> _Problem details_:
Without the pictures, copy the entries below word for word.

** Begin **

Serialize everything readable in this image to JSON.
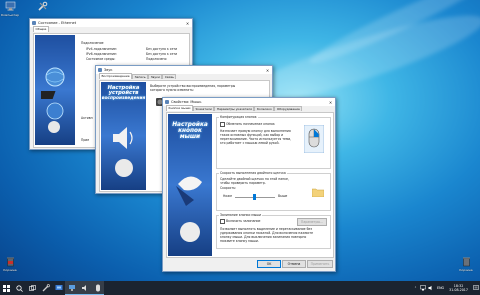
{
  "desktop": {
    "icons": [
      {
        "label": "Компьютер"
      },
      {
        "label": ""
      },
      {
        "label": "Корзина"
      },
      {
        "label": "Корзина"
      }
    ]
  },
  "win1": {
    "title": "Состояние - Ethernet",
    "tab": "Общие",
    "heading": "Подключение",
    "rows": [
      {
        "label": "IPv4-подключение:",
        "value": "Без доступа к сети"
      },
      {
        "label": "IPv6-подключение:",
        "value": "Без доступа к сети"
      },
      {
        "label": "Состояние среды:",
        "value": "Подключено"
      }
    ],
    "extra1": "Активн",
    "extra2": "Прие"
  },
  "win2": {
    "title": "Звук",
    "tabs": [
      "Воспроизведение",
      "Запись",
      "Звуки",
      "Связь"
    ],
    "desc": [
      "Выберите устройство воспроизведения, параметры",
      "которого нужно изменить:"
    ],
    "banner": [
      "Настройка",
      "устройств",
      "воспроизведения"
    ]
  },
  "win3": {
    "title": "Свойства: Мышь",
    "tabs": [
      "Кнопки мыши",
      "Указатели",
      "Параметры указателя",
      "Колесико",
      "Оборудование"
    ],
    "banner": [
      "Настройка",
      "кнопок",
      "мыши"
    ],
    "group1": {
      "title": "Конфигурация кнопок",
      "checkbox": "Обменять назначение кнопок",
      "desc": [
        "Назначает правую кнопку для выполнения",
        "таких основных функций, как выбор и",
        "перетаскивание. Часто используется теми,",
        "кто работает с мышью левой рукой."
      ]
    },
    "group2": {
      "title": "Скорость выполнения двойного щелчка",
      "desc": [
        "Сделайте двойной щелчок по этой папке,",
        "чтобы проверить параметр."
      ],
      "speed_label": "Скорость:",
      "low": "Ниже",
      "high": "Выше",
      "slider_value": 0.5
    },
    "group3": {
      "title": "Залипание кнопки мыши",
      "checkbox": "Включить залипание",
      "params_button": "Параметры...",
      "desc": [
        "Позволяет выполнять выделение и перетаскивание без",
        "удерживания кнопки нажатой. Для включения нажмите",
        "кнопку мыши. Для выключения залипания повторно",
        "нажмите кнопку мыши."
      ]
    },
    "buttons": {
      "ok": "OK",
      "cancel": "Отмена",
      "apply": "Применить"
    }
  },
  "taskbar": {
    "lang": "ENG",
    "time": "18:32",
    "date": "31.08.2017"
  },
  "colors": {
    "accent": "#0078d7",
    "taskbar": "#1b2430",
    "banner": "#2a62b8"
  }
}
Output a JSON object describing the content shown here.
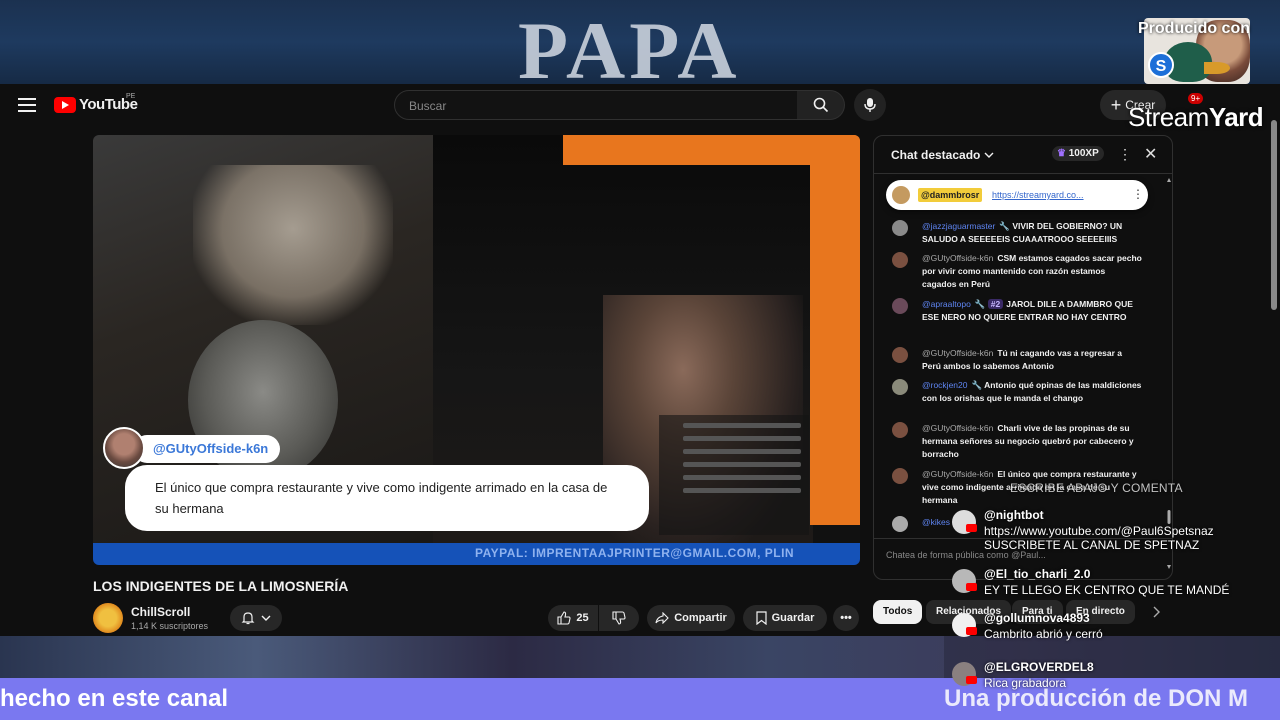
{
  "top_banner": {
    "headline": "PAPA",
    "producer_label": "Producido con"
  },
  "streamyard": {
    "brand_a": "Stream",
    "brand_b": "Yard"
  },
  "header": {
    "logo_text": "YouTube",
    "region": "PE",
    "search_placeholder": "Buscar",
    "create_label": "Crear",
    "notifications_badge": "9+"
  },
  "video": {
    "overlay_username": "@GUtyOffside-k6n",
    "overlay_message": "El único que compra restaurante y vive como indigente arrimado en la casa de su hermana",
    "bottom_ticker": "PAYPAL: IMPRENTAAJPRINTER@GMAIL.COM, PLIN",
    "title": "LOS INDIGENTES DE LA LIMOSNERÍA",
    "channel_name": "ChillScroll",
    "subscribers": "1,14 K suscriptores",
    "likes": "25",
    "share_label": "Compartir",
    "save_label": "Guardar"
  },
  "chat": {
    "title": "Chat destacado",
    "xp_badge": "100XP",
    "pinned_user": "@dammbrosr",
    "pinned_link": "https://streamyard.co...",
    "input_placeholder": "Chatea de forma pública como @Paul...",
    "messages": [
      {
        "user": "@jazzjaguarmaster",
        "mod": true,
        "rank": "",
        "text": "VIVIR DEL GOBIERNO? UN SALUDO A SEEEEEIS CUAAATROOO SEEEEIIIS"
      },
      {
        "user": "@GUtyOffside-k6n",
        "mod": false,
        "rank": "",
        "text": "CSM estamos cagados sacar pecho por vivir como mantenido con razón estamos cagados en Perú"
      },
      {
        "user": "@apraaltopo",
        "mod": true,
        "rank": "#2",
        "text": "JAROL DILE A DAMMBRO QUE ESE NERO NO QUIERE ENTRAR NO HAY CENTRO"
      },
      {
        "user": "@GUtyOffside-k6n",
        "mod": false,
        "rank": "",
        "text": "Tú ni cagando vas a regresar a Perú ambos lo sabemos Antonio"
      },
      {
        "user": "@rockjen20",
        "mod": true,
        "rank": "",
        "text": "Antonio qué opinas de las maldiciones con los orishas que le manda el chango"
      },
      {
        "user": "@GUtyOffside-k6n",
        "mod": false,
        "rank": "",
        "text": "Charli vive de las propinas de su hermana señores su negocio quebró por cabecero y borracho"
      },
      {
        "user": "@GUtyOffside-k6n",
        "mod": false,
        "rank": "",
        "text": "El único que compra restaurante y vive como indigente arrimado en la casa de su hermana"
      },
      {
        "user": "@kikes",
        "mod": true,
        "rank": "",
        "text": ""
      }
    ],
    "chips": [
      "Todos",
      "Relacionados",
      "Para ti",
      "En directo"
    ]
  },
  "stream_overlay": {
    "header": "ESCRIBE ABAJO Y COMENTA",
    "messages": [
      {
        "name": "@nightbot",
        "text": "https://www.youtube.com/@Paul6Spetsnaz\nSUSCRIBETE AL CANAL DE SPETNAZ"
      },
      {
        "name": "@El_tio_charli_2.0",
        "text": "EY TE LLEGO EK CENTRO QUE TE MANDÉ"
      },
      {
        "name": "@gollumnova4893",
        "text": "Cambrito abrió y cerró"
      },
      {
        "name": "@ELGROVERDEL8",
        "text": "Rica grabadora"
      }
    ]
  },
  "bottom_banner": {
    "left_text": "hecho en este canal",
    "right_text": "Una producción de DON M"
  }
}
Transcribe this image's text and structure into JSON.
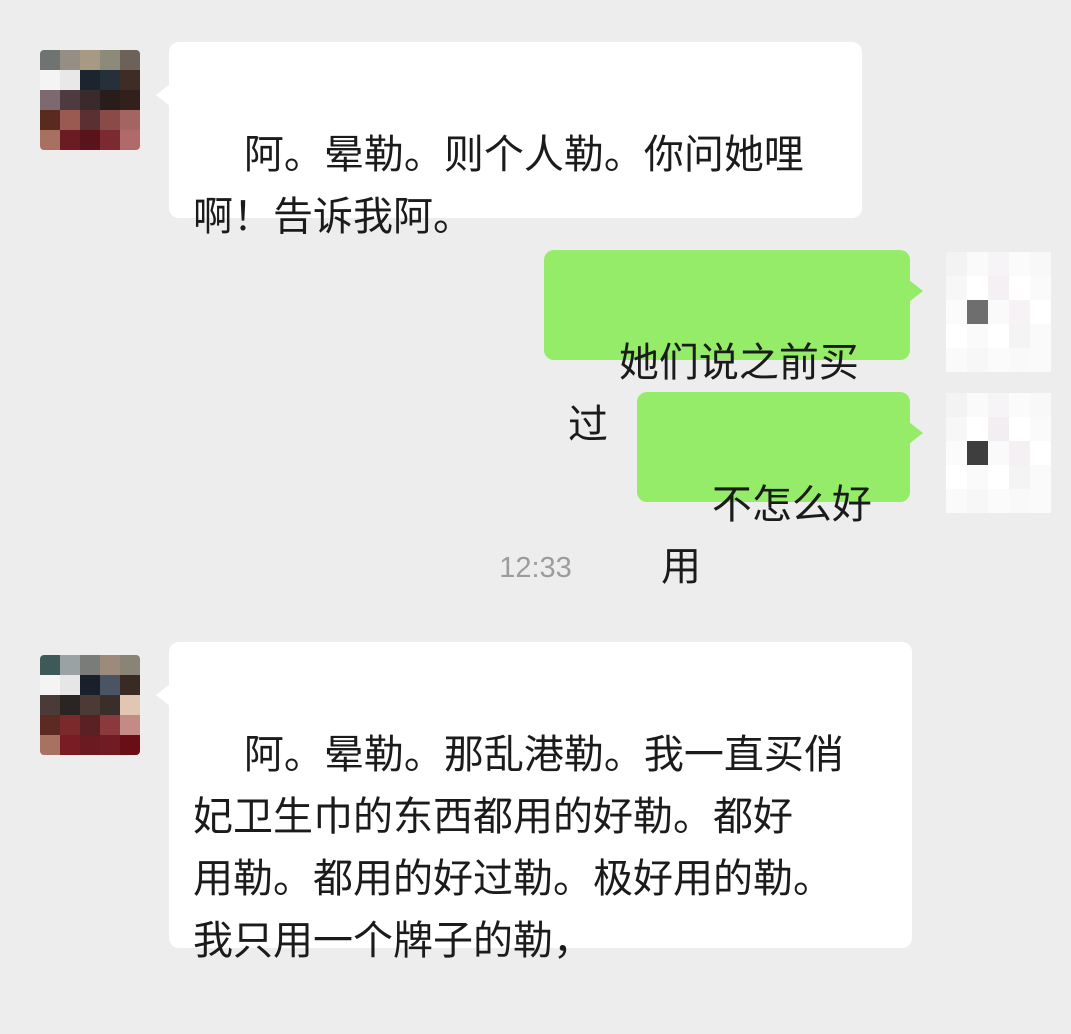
{
  "messages": [
    {
      "side": "in",
      "text": "阿。晕勒。则个人勒。你问她哩\n啊！告诉我阿。"
    },
    {
      "side": "out",
      "text": "她们说之前买过"
    },
    {
      "side": "out",
      "text": "不怎么好用"
    },
    {
      "side": "in",
      "text": "阿。晕勒。那乱港勒。我一直买俏\n妃卫生巾的东西都用的好勒。都好\n用勒。都用的好过勒。极好用的勒。\n我只用一个牌子的勒，"
    }
  ],
  "timestamp": "12:33",
  "colors": {
    "background": "#ededed",
    "incoming_bubble": "#ffffff",
    "outgoing_bubble": "#95ec69",
    "timestamp_text": "#9c9c9c"
  },
  "avatars": {
    "contact": "pixelated-avatar",
    "self": "pixelated-avatar"
  }
}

** End **

> _Full output_:
Serialize everything readable in this image to JSON.
{
  "desktop": {
    "icons": [
      {
        "label": "Компьютер"
      },
      {
        "label": ""
      },
      {
        "label": "Корзина"
      },
      {
        "label": "Корзина"
      }
    ]
  },
  "win1": {
    "title": "Состояние - Ethernet",
    "tab": "Общие",
    "heading": "Подключение",
    "rows": [
      {
        "label": "IPv4-подключение:",
        "value": "Без доступа к сети"
      },
      {
        "label": "IPv6-подключение:",
        "value": "Без доступа к сети"
      },
      {
        "label": "Состояние среды:",
        "value": "Подключено"
      }
    ],
    "extra1": "Активн",
    "extra2": "Прие"
  },
  "win2": {
    "title": "Звук",
    "tabs": [
      "Воспроизведение",
      "Запись",
      "Звуки",
      "Связь"
    ],
    "desc": [
      "Выберите устройство воспроизведения, параметры",
      "которого нужно изменить:"
    ],
    "banner": [
      "Настройка",
      "устройств",
      "воспроизведения"
    ]
  },
  "win3": {
    "title": "Свойства: Мышь",
    "tabs": [
      "Кнопки мыши",
      "Указатели",
      "Параметры указателя",
      "Колесико",
      "Оборудование"
    ],
    "banner": [
      "Настройка",
      "кнопок",
      "мыши"
    ],
    "group1": {
      "title": "Конфигурация кнопок",
      "checkbox": "Обменять назначение кнопок",
      "desc": [
        "Назначает правую кнопку для выполнения",
        "таких основных функций, как выбор и",
        "перетаскивание. Часто используется теми,",
        "кто работает с мышью левой рукой."
      ]
    },
    "group2": {
      "title": "Скорость выполнения двойного щелчка",
      "desc": [
        "Сделайте двойной щелчок по этой папке,",
        "чтобы проверить параметр."
      ],
      "speed_label": "Скорость:",
      "low": "Ниже",
      "high": "Выше",
      "slider_value": 0.5
    },
    "group3": {
      "title": "Залипание кнопки мыши",
      "checkbox": "Включить залипание",
      "params_button": "Параметры...",
      "desc": [
        "Позволяет выполнять выделение и перетаскивание без",
        "удерживания кнопки нажатой. Для включения нажмите",
        "кнопку мыши. Для выключения залипания повторно",
        "нажмите кнопку мыши."
      ]
    },
    "buttons": {
      "ok": "OK",
      "cancel": "Отмена",
      "apply": "Применить"
    }
  },
  "taskbar": {
    "lang": "ENG",
    "time": "18:32",
    "date": "31.08.2017"
  },
  "colors": {
    "accent": "#0078d7",
    "taskbar": "#1b2430",
    "banner": "#2a62b8"
  }
}
Output a JSON object describing the content shown here.
{
  "top_banner": {
    "headline": "PAPA",
    "producer_label": "Producido con"
  },
  "streamyard": {
    "brand_a": "Stream",
    "brand_b": "Yard"
  },
  "header": {
    "logo_text": "YouTube",
    "region": "PE",
    "search_placeholder": "Buscar",
    "create_label": "Crear",
    "notifications_badge": "9+"
  },
  "video": {
    "overlay_username": "@GUtyOffside-k6n",
    "overlay_message": "El único que compra restaurante y vive como indigente arrimado en la casa de su hermana",
    "bottom_ticker": "PAYPAL: IMPRENTAAJPRINTER@GMAIL.COM, PLIN",
    "title": "LOS INDIGENTES DE LA LIMOSNERÍA",
    "channel_name": "ChillScroll",
    "subscribers": "1,14 K suscriptores",
    "likes": "25",
    "share_label": "Compartir",
    "save_label": "Guardar"
  },
  "chat": {
    "title": "Chat destacado",
    "xp_badge": "100XP",
    "pinned_user": "@dammbrosr",
    "pinned_link": "https://streamyard.co...",
    "input_placeholder": "Chatea de forma pública como @Paul...",
    "messages": [
      {
        "user": "@jazzjaguarmaster",
        "mod": true,
        "rank": "",
        "text": "VIVIR DEL GOBIERNO? UN SALUDO A SEEEEEIS CUAAATROOO SEEEEIIIS"
      },
      {
        "user": "@GUtyOffside-k6n",
        "mod": false,
        "rank": "",
        "text": "CSM estamos cagados sacar pecho por vivir como mantenido con razón estamos cagados en Perú"
      },
      {
        "user": "@apraaltopo",
        "mod": true,
        "rank": "#2",
        "text": "JAROL DILE A DAMMBRO QUE ESE NERO NO QUIERE ENTRAR NO HAY CENTRO"
      },
      {
        "user": "@GUtyOffside-k6n",
        "mod": false,
        "rank": "",
        "text": "Tú ni cagando vas a regresar a Perú ambos lo sabemos Antonio"
      },
      {
        "user": "@rockjen20",
        "mod": true,
        "rank": "",
        "text": "Antonio qué opinas de las maldiciones con los orishas que le manda el chango"
      },
      {
        "user": "@GUtyOffside-k6n",
        "mod": false,
        "rank": "",
        "text": "Charli vive de las propinas de su hermana señores su negocio quebró por cabecero y borracho"
      },
      {
        "user": "@GUtyOffside-k6n",
        "mod": false,
        "rank": "",
        "text": "El único que compra restaurante y vive como indigente arrimado en la casa de su hermana"
      },
      {
        "user": "@kikes",
        "mod": true,
        "rank": "",
        "text": ""
      }
    ],
    "chips": [
      "Todos",
      "Relacionados",
      "Para ti",
      "En directo"
    ]
  },
  "stream_overlay": {
    "header": "ESCRIBE ABAJO Y COMENTA",
    "messages": [
      {
        "name": "@nightbot",
        "text": "https://www.youtube.com/@Paul6Spetsnaz\nSUSCRIBETE AL CANAL DE SPETNAZ"
      },
      {
        "name": "@El_tio_charli_2.0",
        "text": "EY TE LLEGO EK CENTRO QUE TE MANDÉ"
      },
      {
        "name": "@gollumnova4893",
        "text": "Cambrito abrió y cerró"
      },
      {
        "name": "@ELGROVERDEL8",
        "text": "Rica grabadora"
      }
    ]
  },
  "bottom_banner": {
    "left_text": "hecho en este canal",
    "right_text": "Una producción de DON M"
  }
}
Transcribe this image's text and structure into JSON.
{
  "messages": [
    {
      "side": "in",
      "text": "阿。晕勒。则个人勒。你问她哩\n啊！告诉我阿。"
    },
    {
      "side": "out",
      "text": "她们说之前买过"
    },
    {
      "side": "out",
      "text": "不怎么好用"
    },
    {
      "side": "in",
      "text": "阿。晕勒。那乱港勒。我一直买俏\n妃卫生巾的东西都用的好勒。都好\n用勒。都用的好过勒。极好用的勒。\n我只用一个牌子的勒，"
    }
  ],
  "timestamp": "12:33",
  "colors": {
    "background": "#ededed",
    "incoming_bubble": "#ffffff",
    "outgoing_bubble": "#95ec69",
    "timestamp_text": "#9c9c9c"
  },
  "avatars": {
    "contact": "pixelated-avatar",
    "self": "pixelated-avatar"
  }
}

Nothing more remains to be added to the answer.